# Start of Records provided
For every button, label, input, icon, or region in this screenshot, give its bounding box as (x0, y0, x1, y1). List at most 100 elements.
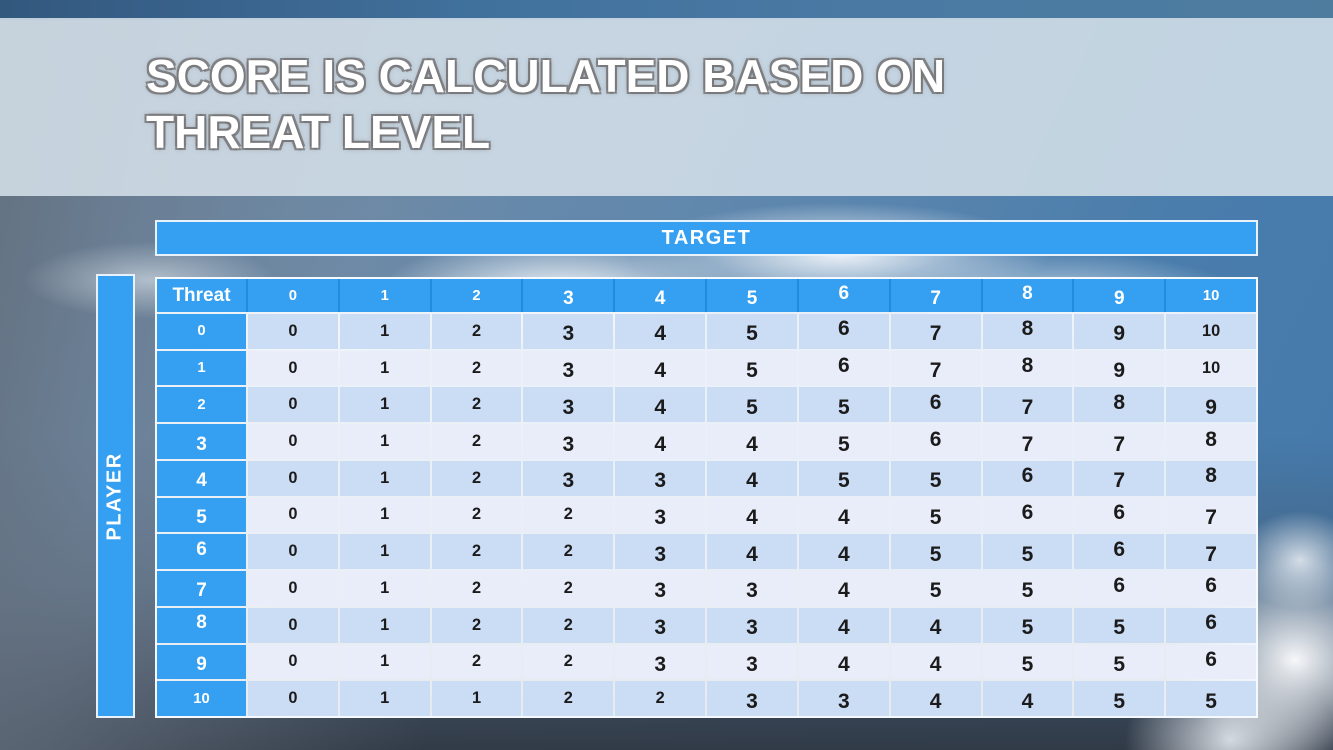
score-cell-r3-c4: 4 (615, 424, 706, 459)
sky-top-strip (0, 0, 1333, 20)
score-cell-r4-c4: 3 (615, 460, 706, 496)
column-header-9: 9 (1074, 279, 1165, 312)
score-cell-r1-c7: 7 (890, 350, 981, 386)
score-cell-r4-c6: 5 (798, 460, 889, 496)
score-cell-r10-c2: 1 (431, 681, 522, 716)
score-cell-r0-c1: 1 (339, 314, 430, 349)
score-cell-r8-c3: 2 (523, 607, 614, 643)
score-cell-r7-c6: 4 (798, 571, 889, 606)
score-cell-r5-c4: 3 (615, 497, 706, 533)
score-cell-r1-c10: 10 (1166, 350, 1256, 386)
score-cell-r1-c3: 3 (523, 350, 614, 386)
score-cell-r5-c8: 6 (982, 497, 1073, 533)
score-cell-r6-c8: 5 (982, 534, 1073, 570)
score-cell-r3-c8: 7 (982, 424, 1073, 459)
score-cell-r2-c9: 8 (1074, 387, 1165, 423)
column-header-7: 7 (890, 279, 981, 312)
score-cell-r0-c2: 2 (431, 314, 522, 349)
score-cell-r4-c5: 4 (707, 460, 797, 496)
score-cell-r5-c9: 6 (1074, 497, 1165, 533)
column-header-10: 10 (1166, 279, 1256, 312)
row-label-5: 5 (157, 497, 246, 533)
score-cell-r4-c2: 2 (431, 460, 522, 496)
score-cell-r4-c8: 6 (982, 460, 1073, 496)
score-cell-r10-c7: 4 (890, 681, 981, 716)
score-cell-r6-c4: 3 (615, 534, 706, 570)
# End of Records provided
* **Your instructions**
Change every "score-cell" in the rows above to "value-cell" and keep everything else the same. Leave the pictures out of your answer.

* **Answer for this exercise**
For every button, label, input, icon, or region in this screenshot, give its bounding box as (x0, y0, x1, y1). List at most 100 elements.
value-cell-r3-c4: 4 (615, 424, 706, 459)
sky-top-strip (0, 0, 1333, 20)
value-cell-r4-c4: 3 (615, 460, 706, 496)
column-header-9: 9 (1074, 279, 1165, 312)
value-cell-r1-c7: 7 (890, 350, 981, 386)
value-cell-r4-c6: 5 (798, 460, 889, 496)
value-cell-r10-c2: 1 (431, 681, 522, 716)
value-cell-r0-c1: 1 (339, 314, 430, 349)
value-cell-r8-c3: 2 (523, 607, 614, 643)
value-cell-r7-c6: 4 (798, 571, 889, 606)
value-cell-r5-c4: 3 (615, 497, 706, 533)
value-cell-r1-c10: 10 (1166, 350, 1256, 386)
value-cell-r1-c3: 3 (523, 350, 614, 386)
value-cell-r5-c8: 6 (982, 497, 1073, 533)
value-cell-r6-c8: 5 (982, 534, 1073, 570)
value-cell-r3-c8: 7 (982, 424, 1073, 459)
value-cell-r2-c9: 8 (1074, 387, 1165, 423)
column-header-7: 7 (890, 279, 981, 312)
value-cell-r0-c2: 2 (431, 314, 522, 349)
value-cell-r4-c5: 4 (707, 460, 797, 496)
value-cell-r5-c9: 6 (1074, 497, 1165, 533)
column-header-10: 10 (1166, 279, 1256, 312)
row-label-5: 5 (157, 497, 246, 533)
value-cell-r4-c2: 2 (431, 460, 522, 496)
value-cell-r4-c8: 6 (982, 460, 1073, 496)
value-cell-r10-c7: 4 (890, 681, 981, 716)
value-cell-r6-c4: 3 (615, 534, 706, 570)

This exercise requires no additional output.